> **EXERCISE INSTRUCTIONS**: Every record must be repeated exactly, with no omission.

· · ·

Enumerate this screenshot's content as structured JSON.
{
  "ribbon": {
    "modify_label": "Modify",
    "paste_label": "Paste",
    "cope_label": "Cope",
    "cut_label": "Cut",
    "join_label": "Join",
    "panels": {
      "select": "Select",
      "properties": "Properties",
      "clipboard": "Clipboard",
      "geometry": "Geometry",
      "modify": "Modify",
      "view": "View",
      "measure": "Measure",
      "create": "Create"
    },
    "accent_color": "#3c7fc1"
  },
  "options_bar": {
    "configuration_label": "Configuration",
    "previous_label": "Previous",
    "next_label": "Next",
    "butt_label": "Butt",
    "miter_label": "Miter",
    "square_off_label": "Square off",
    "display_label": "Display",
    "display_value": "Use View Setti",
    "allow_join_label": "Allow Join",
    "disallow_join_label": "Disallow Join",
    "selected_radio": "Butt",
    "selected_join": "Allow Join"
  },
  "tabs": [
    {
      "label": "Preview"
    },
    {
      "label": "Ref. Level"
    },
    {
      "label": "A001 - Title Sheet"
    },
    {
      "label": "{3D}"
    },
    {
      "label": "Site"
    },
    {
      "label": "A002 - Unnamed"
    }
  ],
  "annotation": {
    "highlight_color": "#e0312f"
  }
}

· · ·

> **RIGHT ANSWER**:
Enumerate this screenshot's content as structured JSON.
{
  "ribbon": {
    "modify_label": "Modify",
    "paste_label": "Paste",
    "cope_label": "Cope",
    "cut_label": "Cut",
    "join_label": "Join",
    "panels": {
      "select": "Select",
      "properties": "Properties",
      "clipboard": "Clipboard",
      "geometry": "Geometry",
      "modify": "Modify",
      "view": "View",
      "measure": "Measure",
      "create": "Create"
    },
    "accent_color": "#3c7fc1"
  },
  "options_bar": {
    "configuration_label": "Configuration",
    "previous_label": "Previous",
    "next_label": "Next",
    "butt_label": "Butt",
    "miter_label": "Miter",
    "square_off_label": "Square off",
    "display_label": "Display",
    "display_value": "Use View Setti",
    "allow_join_label": "Allow Join",
    "disallow_join_label": "Disallow Join",
    "selected_radio": "Butt",
    "selected_join": "Allow Join"
  },
  "tabs": [
    {
      "label": "Preview"
    },
    {
      "label": "Ref. Level"
    },
    {
      "label": "A001 - Title Sheet"
    },
    {
      "label": "{3D}"
    },
    {
      "label": "Site"
    },
    {
      "label": "A002 - Unnamed"
    }
  ],
  "annotation": {
    "highlight_color": "#e0312f"
  }
}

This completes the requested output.